▶ [Records for this exercise]

## begin

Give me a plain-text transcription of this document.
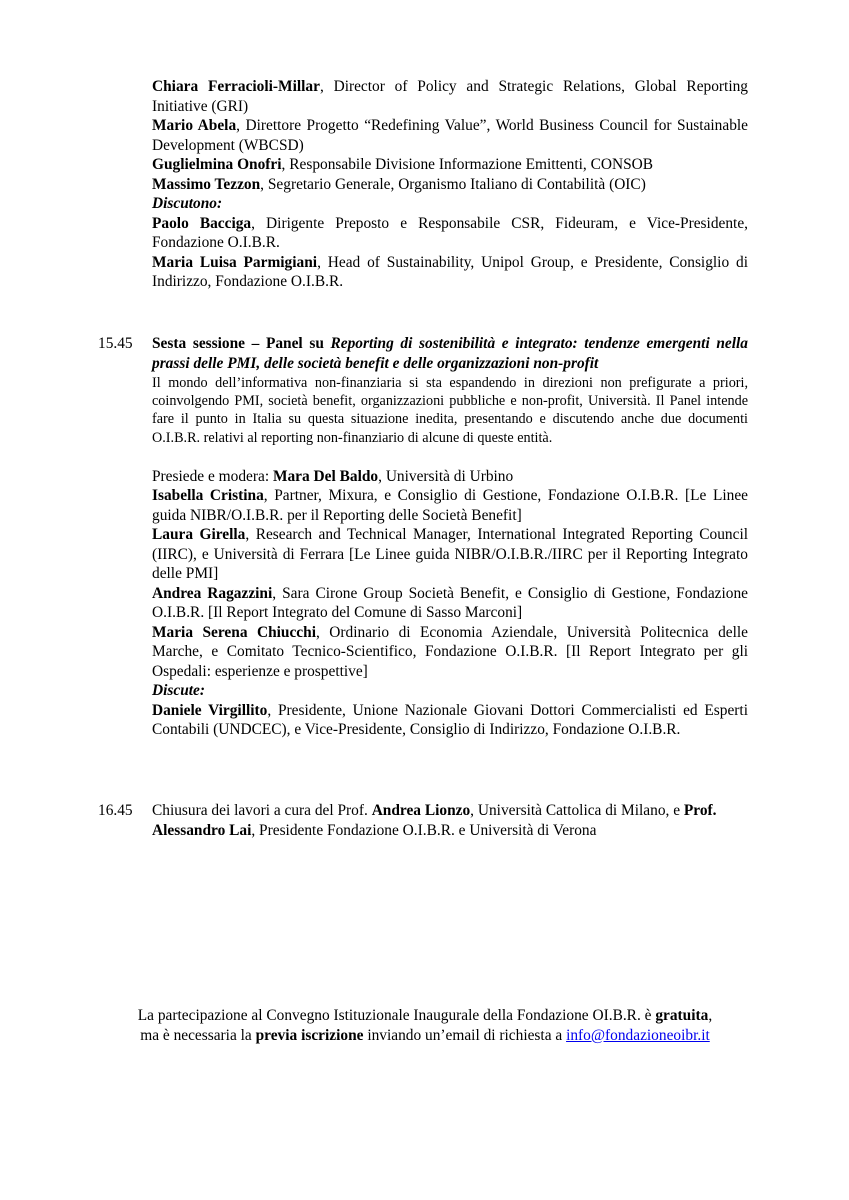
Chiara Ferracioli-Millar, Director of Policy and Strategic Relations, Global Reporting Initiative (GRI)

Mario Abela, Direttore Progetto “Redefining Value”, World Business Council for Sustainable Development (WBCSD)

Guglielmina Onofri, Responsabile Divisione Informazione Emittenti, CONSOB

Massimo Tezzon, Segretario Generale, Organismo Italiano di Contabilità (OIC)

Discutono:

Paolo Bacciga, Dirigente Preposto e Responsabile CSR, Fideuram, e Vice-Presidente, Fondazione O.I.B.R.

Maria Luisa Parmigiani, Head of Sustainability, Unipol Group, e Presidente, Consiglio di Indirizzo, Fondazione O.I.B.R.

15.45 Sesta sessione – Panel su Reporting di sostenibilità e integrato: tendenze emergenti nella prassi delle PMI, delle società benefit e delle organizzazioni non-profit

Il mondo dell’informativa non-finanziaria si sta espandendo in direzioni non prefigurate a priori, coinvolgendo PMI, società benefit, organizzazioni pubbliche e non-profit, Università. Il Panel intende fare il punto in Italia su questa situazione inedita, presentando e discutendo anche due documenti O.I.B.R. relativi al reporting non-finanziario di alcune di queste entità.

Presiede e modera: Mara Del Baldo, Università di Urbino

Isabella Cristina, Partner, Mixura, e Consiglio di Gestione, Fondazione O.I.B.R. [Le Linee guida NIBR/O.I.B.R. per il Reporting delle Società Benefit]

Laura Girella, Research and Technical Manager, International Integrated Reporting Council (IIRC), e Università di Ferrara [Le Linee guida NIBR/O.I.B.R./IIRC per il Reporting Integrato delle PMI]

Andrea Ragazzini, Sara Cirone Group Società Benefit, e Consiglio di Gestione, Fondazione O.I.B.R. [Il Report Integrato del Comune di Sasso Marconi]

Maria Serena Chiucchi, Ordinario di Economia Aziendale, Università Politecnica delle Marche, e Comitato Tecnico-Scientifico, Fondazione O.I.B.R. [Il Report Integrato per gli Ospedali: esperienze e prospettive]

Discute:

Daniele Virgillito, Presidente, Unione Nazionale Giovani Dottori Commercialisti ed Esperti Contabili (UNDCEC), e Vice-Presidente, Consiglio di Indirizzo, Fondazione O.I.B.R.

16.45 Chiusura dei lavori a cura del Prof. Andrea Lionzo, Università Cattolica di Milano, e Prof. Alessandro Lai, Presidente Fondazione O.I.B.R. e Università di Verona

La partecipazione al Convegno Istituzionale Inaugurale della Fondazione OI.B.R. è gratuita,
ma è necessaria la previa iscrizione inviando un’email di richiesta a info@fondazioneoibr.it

## end

▶ [Work to do] Copy all the lines above that hold the string "Presidente".

▶ [Response]
Paolo Bacciga, Dirigente Preposto e Responsabile CSR, Fideuram, e Vice-Presidente, Fondazione O.I.B.R.
Maria Luisa Parmigiani, Head of Sustainability, Unipol Group, e Presidente, Consiglio di Indirizzo, Fondazione O.I.B.R.
Daniele Virgillito, Presidente, Unione Nazionale Giovani Dottori Commercialisti ed Esperti Contabili (UNDCEC), e Vice-Presidente, Consiglio di Indirizzo, Fondazione O.I.B.R.
16.45 Chiusura dei lavori a cura del Prof. Andrea Lionzo, Università Cattolica di Milano, e Prof. Alessandro Lai, Presidente Fondazione O.I.B.R. e Università di Verona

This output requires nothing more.